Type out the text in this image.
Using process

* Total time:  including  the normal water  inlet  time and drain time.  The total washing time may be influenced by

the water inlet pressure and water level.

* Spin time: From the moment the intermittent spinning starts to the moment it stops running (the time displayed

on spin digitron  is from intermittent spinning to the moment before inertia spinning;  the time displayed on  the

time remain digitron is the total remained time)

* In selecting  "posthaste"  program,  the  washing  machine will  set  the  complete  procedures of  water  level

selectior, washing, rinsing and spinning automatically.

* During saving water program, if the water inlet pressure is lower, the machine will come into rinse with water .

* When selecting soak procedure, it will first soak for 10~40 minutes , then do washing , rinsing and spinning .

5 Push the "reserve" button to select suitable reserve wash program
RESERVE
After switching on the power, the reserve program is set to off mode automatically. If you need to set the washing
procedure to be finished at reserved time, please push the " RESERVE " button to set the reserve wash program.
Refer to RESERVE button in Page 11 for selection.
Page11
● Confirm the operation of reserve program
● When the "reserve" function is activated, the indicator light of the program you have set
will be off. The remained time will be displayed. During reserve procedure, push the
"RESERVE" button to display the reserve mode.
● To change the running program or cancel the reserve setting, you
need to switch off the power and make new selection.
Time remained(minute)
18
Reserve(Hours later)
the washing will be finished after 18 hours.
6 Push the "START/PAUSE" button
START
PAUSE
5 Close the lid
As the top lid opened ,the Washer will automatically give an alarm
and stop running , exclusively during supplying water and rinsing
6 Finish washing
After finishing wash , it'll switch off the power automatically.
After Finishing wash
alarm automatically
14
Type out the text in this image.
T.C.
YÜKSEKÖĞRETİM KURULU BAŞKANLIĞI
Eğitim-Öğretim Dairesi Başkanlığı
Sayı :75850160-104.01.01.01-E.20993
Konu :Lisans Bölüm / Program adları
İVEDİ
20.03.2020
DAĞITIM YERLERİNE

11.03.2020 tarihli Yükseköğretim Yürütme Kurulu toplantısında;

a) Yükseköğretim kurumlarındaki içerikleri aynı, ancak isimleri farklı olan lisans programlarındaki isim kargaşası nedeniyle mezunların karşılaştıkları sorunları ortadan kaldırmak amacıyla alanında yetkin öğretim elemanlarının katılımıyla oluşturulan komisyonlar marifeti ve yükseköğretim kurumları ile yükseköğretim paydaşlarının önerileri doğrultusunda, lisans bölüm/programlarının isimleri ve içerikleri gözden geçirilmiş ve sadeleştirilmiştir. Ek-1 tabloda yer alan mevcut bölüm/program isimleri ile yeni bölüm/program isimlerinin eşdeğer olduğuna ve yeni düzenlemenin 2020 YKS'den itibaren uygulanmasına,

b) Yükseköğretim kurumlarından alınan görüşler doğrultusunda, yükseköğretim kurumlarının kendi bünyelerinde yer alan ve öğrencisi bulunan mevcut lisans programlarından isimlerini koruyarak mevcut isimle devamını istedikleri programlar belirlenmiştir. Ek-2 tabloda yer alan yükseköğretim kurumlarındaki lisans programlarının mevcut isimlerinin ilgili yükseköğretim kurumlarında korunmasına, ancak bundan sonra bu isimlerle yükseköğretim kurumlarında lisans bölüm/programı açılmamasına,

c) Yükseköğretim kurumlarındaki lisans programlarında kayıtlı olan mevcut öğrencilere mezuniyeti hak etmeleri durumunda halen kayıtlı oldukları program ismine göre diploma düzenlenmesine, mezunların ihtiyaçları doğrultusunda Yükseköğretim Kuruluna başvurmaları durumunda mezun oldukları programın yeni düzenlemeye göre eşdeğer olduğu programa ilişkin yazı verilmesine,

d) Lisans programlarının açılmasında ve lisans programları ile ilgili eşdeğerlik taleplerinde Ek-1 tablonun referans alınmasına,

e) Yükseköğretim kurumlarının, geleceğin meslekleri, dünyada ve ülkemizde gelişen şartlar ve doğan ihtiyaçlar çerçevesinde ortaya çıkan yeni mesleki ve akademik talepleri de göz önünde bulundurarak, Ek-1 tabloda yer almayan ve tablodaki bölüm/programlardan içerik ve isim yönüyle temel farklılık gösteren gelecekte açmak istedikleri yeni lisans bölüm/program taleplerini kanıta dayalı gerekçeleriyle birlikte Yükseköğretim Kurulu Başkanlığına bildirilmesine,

===============

Exercise directions: Go through the records above and copy every line with the word "rinsing".

The solution:
selectior, washing, rinsing and spinning automatically.
* When selecting soak procedure, it will first soak for 10~40 minutes , then do washing , rinsing and spinning .
and stop running , exclusively during supplying water and rinsing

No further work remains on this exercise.